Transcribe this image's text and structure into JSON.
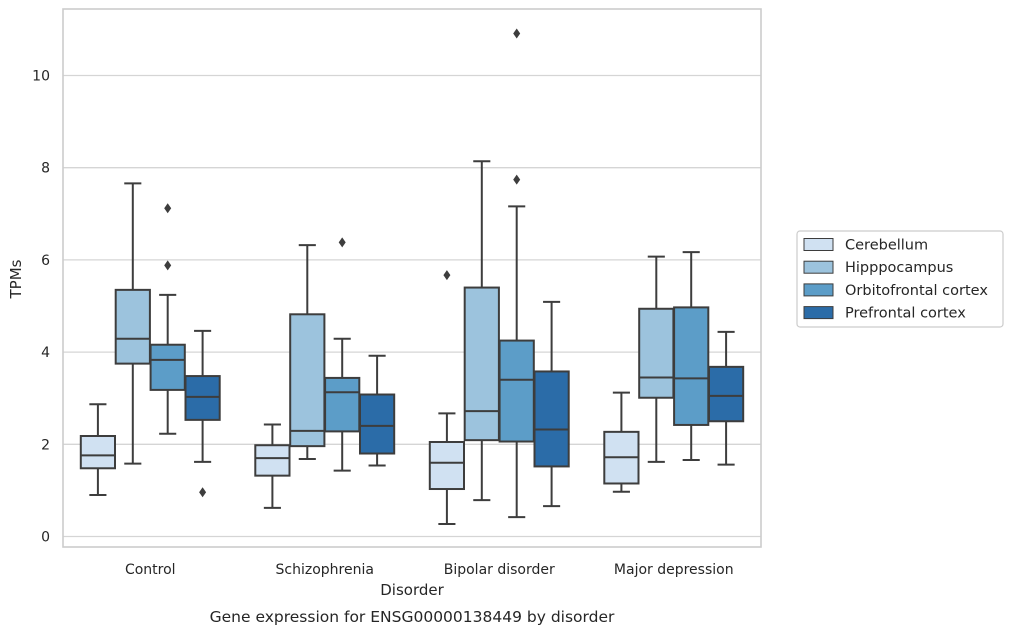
{
  "chart_data": {
    "type": "box",
    "caption": "Gene expression for ENSG00000138449 by disorder",
    "xlabel": "Disorder",
    "ylabel": "TPMs",
    "ylim": [
      -0.25,
      11.5
    ],
    "yticks": [
      0,
      2,
      4,
      6,
      8,
      10
    ],
    "grid": "horizontal",
    "legend_position": "right",
    "categories": [
      "Control",
      "Schizophrenia",
      "Bipolar disorder",
      "Major depression"
    ],
    "series": [
      {
        "name": "Cerebellum",
        "color": "#d0e1f2",
        "boxes": [
          {
            "whislo": 0.9,
            "q1": 1.48,
            "med": 1.76,
            "q3": 2.18,
            "whishi": 2.87,
            "fliers": []
          },
          {
            "whislo": 0.62,
            "q1": 1.32,
            "med": 1.7,
            "q3": 1.98,
            "whishi": 2.43,
            "fliers": []
          },
          {
            "whislo": 0.27,
            "q1": 1.03,
            "med": 1.6,
            "q3": 2.05,
            "whishi": 2.67,
            "fliers": [
              5.67
            ]
          },
          {
            "whislo": 0.97,
            "q1": 1.15,
            "med": 1.72,
            "q3": 2.27,
            "whishi": 3.12,
            "fliers": []
          }
        ]
      },
      {
        "name": "Hipppocampus",
        "color": "#9cc3dd",
        "boxes": [
          {
            "whislo": 1.58,
            "q1": 3.75,
            "med": 4.29,
            "q3": 5.35,
            "whishi": 7.66,
            "fliers": []
          },
          {
            "whislo": 1.68,
            "q1": 1.96,
            "med": 2.29,
            "q3": 4.82,
            "whishi": 6.32,
            "fliers": []
          },
          {
            "whislo": 0.79,
            "q1": 2.09,
            "med": 2.72,
            "q3": 5.4,
            "whishi": 8.14,
            "fliers": []
          },
          {
            "whislo": 1.62,
            "q1": 3.01,
            "med": 3.45,
            "q3": 4.94,
            "whishi": 6.07,
            "fliers": []
          }
        ]
      },
      {
        "name": "Orbitofrontal cortex",
        "color": "#5c9dc8",
        "boxes": [
          {
            "whislo": 2.23,
            "q1": 3.18,
            "med": 3.83,
            "q3": 4.16,
            "whishi": 5.24,
            "fliers": [
              7.12,
              5.88
            ]
          },
          {
            "whislo": 1.43,
            "q1": 2.28,
            "med": 3.13,
            "q3": 3.44,
            "whishi": 4.29,
            "fliers": [
              6.38
            ]
          },
          {
            "whislo": 0.42,
            "q1": 2.06,
            "med": 3.4,
            "q3": 4.25,
            "whishi": 7.16,
            "fliers": [
              10.91,
              7.74
            ]
          },
          {
            "whislo": 1.66,
            "q1": 2.42,
            "med": 3.43,
            "q3": 4.97,
            "whishi": 6.17,
            "fliers": []
          }
        ]
      },
      {
        "name": "Prefrontal cortex",
        "color": "#2b6ca8",
        "boxes": [
          {
            "whislo": 1.62,
            "q1": 2.53,
            "med": 3.03,
            "q3": 3.48,
            "whishi": 4.46,
            "fliers": [
              0.96
            ]
          },
          {
            "whislo": 1.54,
            "q1": 1.8,
            "med": 2.4,
            "q3": 3.08,
            "whishi": 3.92,
            "fliers": []
          },
          {
            "whislo": 0.66,
            "q1": 1.52,
            "med": 2.32,
            "q3": 3.58,
            "whishi": 5.09,
            "fliers": []
          },
          {
            "whislo": 1.56,
            "q1": 2.5,
            "med": 3.05,
            "q3": 3.68,
            "whishi": 4.44,
            "fliers": []
          }
        ]
      }
    ]
  },
  "style": {
    "grid_color": "#d5d5d5",
    "frame_color": "#cccccc",
    "line_color": "#3d3d3d",
    "text_color": "#262626"
  }
}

- - - - -

- Written exercise -
Each record above should come back exactly the same, only without its pictures.

- Task answer -
Transcribe this image's text and structure into JSON.
{
  "chart_data": {
    "type": "box",
    "caption": "Gene expression for ENSG00000138449 by disorder",
    "xlabel": "Disorder",
    "ylabel": "TPMs",
    "ylim": [
      -0.25,
      11.5
    ],
    "yticks": [
      0,
      2,
      4,
      6,
      8,
      10
    ],
    "grid": "horizontal",
    "legend_position": "right",
    "categories": [
      "Control",
      "Schizophrenia",
      "Bipolar disorder",
      "Major depression"
    ],
    "series": [
      {
        "name": "Cerebellum",
        "color": "#d0e1f2",
        "boxes": [
          {
            "whislo": 0.9,
            "q1": 1.48,
            "med": 1.76,
            "q3": 2.18,
            "whishi": 2.87,
            "fliers": []
          },
          {
            "whislo": 0.62,
            "q1": 1.32,
            "med": 1.7,
            "q3": 1.98,
            "whishi": 2.43,
            "fliers": []
          },
          {
            "whislo": 0.27,
            "q1": 1.03,
            "med": 1.6,
            "q3": 2.05,
            "whishi": 2.67,
            "fliers": [
              5.67
            ]
          },
          {
            "whislo": 0.97,
            "q1": 1.15,
            "med": 1.72,
            "q3": 2.27,
            "whishi": 3.12,
            "fliers": []
          }
        ]
      },
      {
        "name": "Hipppocampus",
        "color": "#9cc3dd",
        "boxes": [
          {
            "whislo": 1.58,
            "q1": 3.75,
            "med": 4.29,
            "q3": 5.35,
            "whishi": 7.66,
            "fliers": []
          },
          {
            "whislo": 1.68,
            "q1": 1.96,
            "med": 2.29,
            "q3": 4.82,
            "whishi": 6.32,
            "fliers": []
          },
          {
            "whislo": 0.79,
            "q1": 2.09,
            "med": 2.72,
            "q3": 5.4,
            "whishi": 8.14,
            "fliers": []
          },
          {
            "whislo": 1.62,
            "q1": 3.01,
            "med": 3.45,
            "q3": 4.94,
            "whishi": 6.07,
            "fliers": []
          }
        ]
      },
      {
        "name": "Orbitofrontal cortex",
        "color": "#5c9dc8",
        "boxes": [
          {
            "whislo": 2.23,
            "q1": 3.18,
            "med": 3.83,
            "q3": 4.16,
            "whishi": 5.24,
            "fliers": [
              7.12,
              5.88
            ]
          },
          {
            "whislo": 1.43,
            "q1": 2.28,
            "med": 3.13,
            "q3": 3.44,
            "whishi": 4.29,
            "fliers": [
              6.38
            ]
          },
          {
            "whislo": 0.42,
            "q1": 2.06,
            "med": 3.4,
            "q3": 4.25,
            "whishi": 7.16,
            "fliers": [
              10.91,
              7.74
            ]
          },
          {
            "whislo": 1.66,
            "q1": 2.42,
            "med": 3.43,
            "q3": 4.97,
            "whishi": 6.17,
            "fliers": []
          }
        ]
      },
      {
        "name": "Prefrontal cortex",
        "color": "#2b6ca8",
        "boxes": [
          {
            "whislo": 1.62,
            "q1": 2.53,
            "med": 3.03,
            "q3": 3.48,
            "whishi": 4.46,
            "fliers": [
              0.96
            ]
          },
          {
            "whislo": 1.54,
            "q1": 1.8,
            "med": 2.4,
            "q3": 3.08,
            "whishi": 3.92,
            "fliers": []
          },
          {
            "whislo": 0.66,
            "q1": 1.52,
            "med": 2.32,
            "q3": 3.58,
            "whishi": 5.09,
            "fliers": []
          },
          {
            "whislo": 1.56,
            "q1": 2.5,
            "med": 3.05,
            "q3": 3.68,
            "whishi": 4.44,
            "fliers": []
          }
        ]
      }
    ]
  },
  "style": {
    "grid_color": "#d5d5d5",
    "frame_color": "#cccccc",
    "line_color": "#3d3d3d",
    "text_color": "#262626"
  }
}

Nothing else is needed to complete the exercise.